* START Records supplied *

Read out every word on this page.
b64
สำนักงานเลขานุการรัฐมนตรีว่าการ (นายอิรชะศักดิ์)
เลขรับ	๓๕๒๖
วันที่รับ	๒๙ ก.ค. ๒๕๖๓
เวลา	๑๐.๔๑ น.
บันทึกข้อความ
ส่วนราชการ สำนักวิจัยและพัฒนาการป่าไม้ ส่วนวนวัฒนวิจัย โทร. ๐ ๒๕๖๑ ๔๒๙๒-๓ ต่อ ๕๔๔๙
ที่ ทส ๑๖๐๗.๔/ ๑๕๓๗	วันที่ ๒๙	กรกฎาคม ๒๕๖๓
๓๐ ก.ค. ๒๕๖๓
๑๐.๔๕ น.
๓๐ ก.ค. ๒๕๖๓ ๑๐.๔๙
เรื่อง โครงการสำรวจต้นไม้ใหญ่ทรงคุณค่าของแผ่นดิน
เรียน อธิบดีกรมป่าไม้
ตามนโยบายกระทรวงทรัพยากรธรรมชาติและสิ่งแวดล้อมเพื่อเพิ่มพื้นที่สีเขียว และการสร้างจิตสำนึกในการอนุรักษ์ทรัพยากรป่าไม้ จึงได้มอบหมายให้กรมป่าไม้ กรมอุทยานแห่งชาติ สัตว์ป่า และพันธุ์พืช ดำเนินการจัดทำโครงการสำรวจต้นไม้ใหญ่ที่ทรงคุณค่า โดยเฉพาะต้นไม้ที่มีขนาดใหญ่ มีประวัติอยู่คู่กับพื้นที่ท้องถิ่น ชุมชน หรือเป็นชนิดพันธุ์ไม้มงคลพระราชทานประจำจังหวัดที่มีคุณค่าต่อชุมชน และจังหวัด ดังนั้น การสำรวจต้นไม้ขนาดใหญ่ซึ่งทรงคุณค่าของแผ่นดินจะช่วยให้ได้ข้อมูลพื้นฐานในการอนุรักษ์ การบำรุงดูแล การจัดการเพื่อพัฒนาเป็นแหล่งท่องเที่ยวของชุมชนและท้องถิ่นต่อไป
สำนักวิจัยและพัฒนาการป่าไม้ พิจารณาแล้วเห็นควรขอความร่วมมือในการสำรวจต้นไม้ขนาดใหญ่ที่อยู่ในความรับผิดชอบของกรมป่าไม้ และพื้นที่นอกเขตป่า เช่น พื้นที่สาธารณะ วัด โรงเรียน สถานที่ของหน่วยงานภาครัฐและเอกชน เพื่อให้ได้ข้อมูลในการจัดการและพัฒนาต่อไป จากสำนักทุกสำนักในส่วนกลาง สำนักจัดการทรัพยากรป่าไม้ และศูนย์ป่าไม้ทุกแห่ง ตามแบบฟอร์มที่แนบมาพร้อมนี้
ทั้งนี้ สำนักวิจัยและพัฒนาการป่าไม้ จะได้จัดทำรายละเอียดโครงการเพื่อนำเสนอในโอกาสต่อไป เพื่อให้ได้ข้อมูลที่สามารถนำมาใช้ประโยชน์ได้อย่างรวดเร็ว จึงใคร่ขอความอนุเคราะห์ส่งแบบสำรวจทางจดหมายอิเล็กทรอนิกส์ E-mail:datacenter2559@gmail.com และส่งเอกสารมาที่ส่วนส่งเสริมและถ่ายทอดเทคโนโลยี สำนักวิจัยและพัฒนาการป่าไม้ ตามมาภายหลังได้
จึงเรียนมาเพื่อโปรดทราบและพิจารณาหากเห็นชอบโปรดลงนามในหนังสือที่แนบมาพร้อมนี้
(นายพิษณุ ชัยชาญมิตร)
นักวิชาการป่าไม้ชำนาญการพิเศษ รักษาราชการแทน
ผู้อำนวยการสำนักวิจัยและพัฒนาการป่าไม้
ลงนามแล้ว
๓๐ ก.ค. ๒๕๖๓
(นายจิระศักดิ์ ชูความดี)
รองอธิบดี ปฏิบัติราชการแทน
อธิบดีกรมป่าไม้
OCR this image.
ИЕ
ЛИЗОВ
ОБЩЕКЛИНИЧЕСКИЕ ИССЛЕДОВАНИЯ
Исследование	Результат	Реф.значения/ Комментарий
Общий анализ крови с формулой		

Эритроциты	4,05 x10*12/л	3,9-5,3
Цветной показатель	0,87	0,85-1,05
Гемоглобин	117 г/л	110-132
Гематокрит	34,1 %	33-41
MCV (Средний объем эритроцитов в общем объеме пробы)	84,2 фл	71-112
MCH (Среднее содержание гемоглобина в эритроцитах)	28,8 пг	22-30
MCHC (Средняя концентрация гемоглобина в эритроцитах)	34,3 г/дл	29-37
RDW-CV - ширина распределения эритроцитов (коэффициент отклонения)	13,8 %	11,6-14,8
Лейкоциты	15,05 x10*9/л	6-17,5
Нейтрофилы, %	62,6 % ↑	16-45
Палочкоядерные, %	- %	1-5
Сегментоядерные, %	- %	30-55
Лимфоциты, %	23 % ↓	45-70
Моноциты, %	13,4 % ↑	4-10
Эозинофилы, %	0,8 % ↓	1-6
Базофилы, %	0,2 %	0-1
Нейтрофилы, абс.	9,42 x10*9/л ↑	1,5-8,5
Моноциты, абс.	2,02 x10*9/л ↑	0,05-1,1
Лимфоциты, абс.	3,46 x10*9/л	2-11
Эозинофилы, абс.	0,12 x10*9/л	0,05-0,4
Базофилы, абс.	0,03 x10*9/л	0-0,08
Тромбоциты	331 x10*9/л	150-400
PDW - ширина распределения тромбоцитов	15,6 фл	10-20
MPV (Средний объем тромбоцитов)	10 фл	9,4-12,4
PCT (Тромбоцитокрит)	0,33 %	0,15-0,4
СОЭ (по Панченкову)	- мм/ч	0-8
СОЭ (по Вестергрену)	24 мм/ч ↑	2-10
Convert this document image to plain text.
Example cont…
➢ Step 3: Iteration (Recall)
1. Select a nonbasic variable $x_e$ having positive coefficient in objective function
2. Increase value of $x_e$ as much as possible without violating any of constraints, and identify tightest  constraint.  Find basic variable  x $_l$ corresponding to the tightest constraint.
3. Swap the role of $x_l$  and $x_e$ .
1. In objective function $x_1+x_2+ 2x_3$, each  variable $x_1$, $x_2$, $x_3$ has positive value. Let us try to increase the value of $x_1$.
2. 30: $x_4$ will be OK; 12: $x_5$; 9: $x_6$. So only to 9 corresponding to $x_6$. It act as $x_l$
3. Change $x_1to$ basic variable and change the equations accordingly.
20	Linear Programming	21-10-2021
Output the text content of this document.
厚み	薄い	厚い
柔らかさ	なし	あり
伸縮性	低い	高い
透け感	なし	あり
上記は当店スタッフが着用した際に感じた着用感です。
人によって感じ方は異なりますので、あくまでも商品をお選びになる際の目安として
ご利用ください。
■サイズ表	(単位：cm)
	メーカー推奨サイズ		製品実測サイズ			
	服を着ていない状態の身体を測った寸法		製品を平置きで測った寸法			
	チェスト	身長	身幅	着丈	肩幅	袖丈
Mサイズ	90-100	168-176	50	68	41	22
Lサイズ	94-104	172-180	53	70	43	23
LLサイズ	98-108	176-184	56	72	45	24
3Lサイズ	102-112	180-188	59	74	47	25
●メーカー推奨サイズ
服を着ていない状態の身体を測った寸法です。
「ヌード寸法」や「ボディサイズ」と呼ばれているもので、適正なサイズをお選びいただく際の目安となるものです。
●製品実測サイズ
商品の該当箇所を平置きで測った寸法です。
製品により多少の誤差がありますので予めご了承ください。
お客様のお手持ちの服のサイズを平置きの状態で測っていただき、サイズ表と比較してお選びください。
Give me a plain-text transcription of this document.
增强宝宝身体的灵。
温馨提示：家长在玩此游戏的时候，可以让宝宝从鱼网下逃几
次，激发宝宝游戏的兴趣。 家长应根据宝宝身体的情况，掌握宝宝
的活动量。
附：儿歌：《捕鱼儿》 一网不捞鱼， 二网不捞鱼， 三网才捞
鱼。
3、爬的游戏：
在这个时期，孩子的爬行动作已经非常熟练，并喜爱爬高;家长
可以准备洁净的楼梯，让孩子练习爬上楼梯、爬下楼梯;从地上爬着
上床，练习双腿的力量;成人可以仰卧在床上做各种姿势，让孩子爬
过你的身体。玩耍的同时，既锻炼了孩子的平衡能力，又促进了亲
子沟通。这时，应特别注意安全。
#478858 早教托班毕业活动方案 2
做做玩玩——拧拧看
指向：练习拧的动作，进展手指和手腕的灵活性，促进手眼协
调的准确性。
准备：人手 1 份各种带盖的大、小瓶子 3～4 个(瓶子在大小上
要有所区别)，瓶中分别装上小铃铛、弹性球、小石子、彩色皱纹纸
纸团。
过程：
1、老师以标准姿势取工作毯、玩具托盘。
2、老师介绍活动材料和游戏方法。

* END Records supplied *

### Stated goal
Only the number should be given: how many lines of the data contain the word "plain"?

### Solution
2